— BEGIN Records shown —

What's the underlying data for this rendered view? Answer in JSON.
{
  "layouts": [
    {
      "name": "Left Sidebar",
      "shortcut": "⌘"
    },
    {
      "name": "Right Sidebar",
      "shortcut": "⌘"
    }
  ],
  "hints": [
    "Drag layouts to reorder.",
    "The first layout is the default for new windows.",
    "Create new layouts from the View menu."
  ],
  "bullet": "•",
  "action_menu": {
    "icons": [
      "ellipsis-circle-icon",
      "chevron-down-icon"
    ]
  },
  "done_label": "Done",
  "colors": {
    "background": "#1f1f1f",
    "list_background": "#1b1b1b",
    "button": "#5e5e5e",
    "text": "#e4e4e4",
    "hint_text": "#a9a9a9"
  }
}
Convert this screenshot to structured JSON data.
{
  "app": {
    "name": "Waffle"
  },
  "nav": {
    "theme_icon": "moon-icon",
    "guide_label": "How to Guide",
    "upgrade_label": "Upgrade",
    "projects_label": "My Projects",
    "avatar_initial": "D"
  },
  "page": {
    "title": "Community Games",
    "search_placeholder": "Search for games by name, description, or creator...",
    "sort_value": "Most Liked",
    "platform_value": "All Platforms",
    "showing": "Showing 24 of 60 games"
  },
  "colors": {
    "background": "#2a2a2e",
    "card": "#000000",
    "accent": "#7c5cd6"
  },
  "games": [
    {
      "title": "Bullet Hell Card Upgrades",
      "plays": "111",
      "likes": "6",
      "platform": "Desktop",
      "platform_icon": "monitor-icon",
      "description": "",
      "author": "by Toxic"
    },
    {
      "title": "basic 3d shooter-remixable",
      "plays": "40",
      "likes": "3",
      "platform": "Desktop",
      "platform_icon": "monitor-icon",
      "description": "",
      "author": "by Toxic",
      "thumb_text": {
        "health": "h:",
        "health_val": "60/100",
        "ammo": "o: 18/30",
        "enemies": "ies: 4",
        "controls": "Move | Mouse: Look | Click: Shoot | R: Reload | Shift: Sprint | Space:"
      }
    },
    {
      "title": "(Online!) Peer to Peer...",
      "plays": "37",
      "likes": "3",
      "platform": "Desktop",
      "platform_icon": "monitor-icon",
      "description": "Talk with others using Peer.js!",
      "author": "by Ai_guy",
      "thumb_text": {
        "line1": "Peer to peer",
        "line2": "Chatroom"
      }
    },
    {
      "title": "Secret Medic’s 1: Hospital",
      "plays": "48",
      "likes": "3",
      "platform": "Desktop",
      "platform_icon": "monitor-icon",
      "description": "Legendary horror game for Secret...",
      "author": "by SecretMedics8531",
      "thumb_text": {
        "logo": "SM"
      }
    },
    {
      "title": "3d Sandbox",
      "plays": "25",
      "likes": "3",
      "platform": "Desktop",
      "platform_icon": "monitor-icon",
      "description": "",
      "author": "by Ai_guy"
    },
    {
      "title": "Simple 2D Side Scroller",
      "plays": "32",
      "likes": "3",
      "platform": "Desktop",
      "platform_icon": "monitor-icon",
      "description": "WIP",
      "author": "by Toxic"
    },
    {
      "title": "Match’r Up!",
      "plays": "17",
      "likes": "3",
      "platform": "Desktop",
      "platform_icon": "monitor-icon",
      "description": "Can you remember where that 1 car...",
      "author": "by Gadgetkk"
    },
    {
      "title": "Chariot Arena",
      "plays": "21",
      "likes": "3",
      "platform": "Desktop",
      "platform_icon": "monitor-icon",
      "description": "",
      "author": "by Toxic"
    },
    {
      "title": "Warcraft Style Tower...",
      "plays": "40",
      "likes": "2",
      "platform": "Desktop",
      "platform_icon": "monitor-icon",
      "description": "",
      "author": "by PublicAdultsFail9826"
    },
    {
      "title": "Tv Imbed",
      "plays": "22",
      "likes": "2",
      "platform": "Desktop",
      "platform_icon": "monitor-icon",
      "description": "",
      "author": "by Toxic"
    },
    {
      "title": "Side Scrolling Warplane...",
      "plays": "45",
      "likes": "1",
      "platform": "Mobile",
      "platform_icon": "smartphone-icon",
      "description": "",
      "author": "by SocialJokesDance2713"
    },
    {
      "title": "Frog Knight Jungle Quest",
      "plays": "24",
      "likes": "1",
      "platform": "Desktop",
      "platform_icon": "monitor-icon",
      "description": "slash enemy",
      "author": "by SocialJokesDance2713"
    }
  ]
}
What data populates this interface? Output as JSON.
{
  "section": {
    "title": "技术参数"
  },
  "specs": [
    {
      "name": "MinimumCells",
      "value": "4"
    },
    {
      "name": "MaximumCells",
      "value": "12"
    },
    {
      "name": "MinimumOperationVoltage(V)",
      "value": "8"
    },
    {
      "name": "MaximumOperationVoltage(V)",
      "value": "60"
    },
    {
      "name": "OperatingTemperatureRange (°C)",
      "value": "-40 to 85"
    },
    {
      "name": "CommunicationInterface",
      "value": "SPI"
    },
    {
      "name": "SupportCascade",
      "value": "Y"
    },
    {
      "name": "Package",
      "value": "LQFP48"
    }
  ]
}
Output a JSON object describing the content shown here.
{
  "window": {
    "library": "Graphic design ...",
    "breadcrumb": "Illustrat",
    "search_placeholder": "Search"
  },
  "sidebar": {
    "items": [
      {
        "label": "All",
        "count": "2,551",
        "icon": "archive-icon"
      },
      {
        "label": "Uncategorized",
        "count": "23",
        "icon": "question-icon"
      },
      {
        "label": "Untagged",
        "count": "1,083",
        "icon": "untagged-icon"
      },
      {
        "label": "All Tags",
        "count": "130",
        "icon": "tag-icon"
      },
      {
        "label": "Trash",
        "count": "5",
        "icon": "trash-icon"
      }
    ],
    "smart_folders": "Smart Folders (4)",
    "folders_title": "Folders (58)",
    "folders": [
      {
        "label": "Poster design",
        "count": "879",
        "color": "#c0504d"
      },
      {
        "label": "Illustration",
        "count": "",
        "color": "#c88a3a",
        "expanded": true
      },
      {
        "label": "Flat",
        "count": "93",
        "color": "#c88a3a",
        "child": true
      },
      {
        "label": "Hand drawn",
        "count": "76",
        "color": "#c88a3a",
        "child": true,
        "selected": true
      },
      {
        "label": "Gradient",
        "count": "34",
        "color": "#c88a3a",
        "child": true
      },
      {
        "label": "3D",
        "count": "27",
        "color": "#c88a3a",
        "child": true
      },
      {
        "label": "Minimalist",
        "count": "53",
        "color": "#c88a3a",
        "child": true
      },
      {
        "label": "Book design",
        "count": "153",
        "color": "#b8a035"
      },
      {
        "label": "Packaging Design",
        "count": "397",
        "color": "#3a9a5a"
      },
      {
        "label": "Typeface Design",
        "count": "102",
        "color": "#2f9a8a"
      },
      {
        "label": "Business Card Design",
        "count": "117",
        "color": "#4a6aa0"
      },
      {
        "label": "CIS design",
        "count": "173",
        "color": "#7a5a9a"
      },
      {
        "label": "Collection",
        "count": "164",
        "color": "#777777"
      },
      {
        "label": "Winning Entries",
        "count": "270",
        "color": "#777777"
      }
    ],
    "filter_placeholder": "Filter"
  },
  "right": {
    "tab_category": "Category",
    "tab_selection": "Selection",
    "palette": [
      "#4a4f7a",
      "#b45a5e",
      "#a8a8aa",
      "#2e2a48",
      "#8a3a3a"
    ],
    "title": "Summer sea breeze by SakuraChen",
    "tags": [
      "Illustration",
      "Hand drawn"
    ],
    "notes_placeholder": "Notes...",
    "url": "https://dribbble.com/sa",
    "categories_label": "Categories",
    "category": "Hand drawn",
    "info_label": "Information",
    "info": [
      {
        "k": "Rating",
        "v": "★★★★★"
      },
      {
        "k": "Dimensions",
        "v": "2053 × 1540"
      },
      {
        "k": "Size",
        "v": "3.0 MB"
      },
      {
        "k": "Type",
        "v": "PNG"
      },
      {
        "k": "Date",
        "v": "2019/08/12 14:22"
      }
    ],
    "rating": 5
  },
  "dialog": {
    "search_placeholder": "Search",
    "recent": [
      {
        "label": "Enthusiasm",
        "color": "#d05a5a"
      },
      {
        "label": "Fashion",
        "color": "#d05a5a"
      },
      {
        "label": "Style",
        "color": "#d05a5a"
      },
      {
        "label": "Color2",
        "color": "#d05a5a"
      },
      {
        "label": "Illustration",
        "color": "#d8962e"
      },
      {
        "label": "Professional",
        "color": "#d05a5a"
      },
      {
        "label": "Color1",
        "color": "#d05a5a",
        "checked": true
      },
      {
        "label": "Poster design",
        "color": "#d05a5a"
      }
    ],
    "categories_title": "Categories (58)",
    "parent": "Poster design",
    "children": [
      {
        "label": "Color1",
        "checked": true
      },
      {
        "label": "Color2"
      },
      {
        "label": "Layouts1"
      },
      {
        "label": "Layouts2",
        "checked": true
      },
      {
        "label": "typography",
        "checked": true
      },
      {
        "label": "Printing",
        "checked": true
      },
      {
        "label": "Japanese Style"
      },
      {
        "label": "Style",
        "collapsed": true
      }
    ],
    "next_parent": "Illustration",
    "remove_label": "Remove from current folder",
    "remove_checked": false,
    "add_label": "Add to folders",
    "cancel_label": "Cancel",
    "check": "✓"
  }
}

— END Records shown —

Work to complete → In the material above, find the lines that contain "this" and show them.

Answer below →
What's the underlying data for this rendered view? Answer in JSON.
Convert this screenshot to structured JSON data.
What data populates this interface? Output as JSON.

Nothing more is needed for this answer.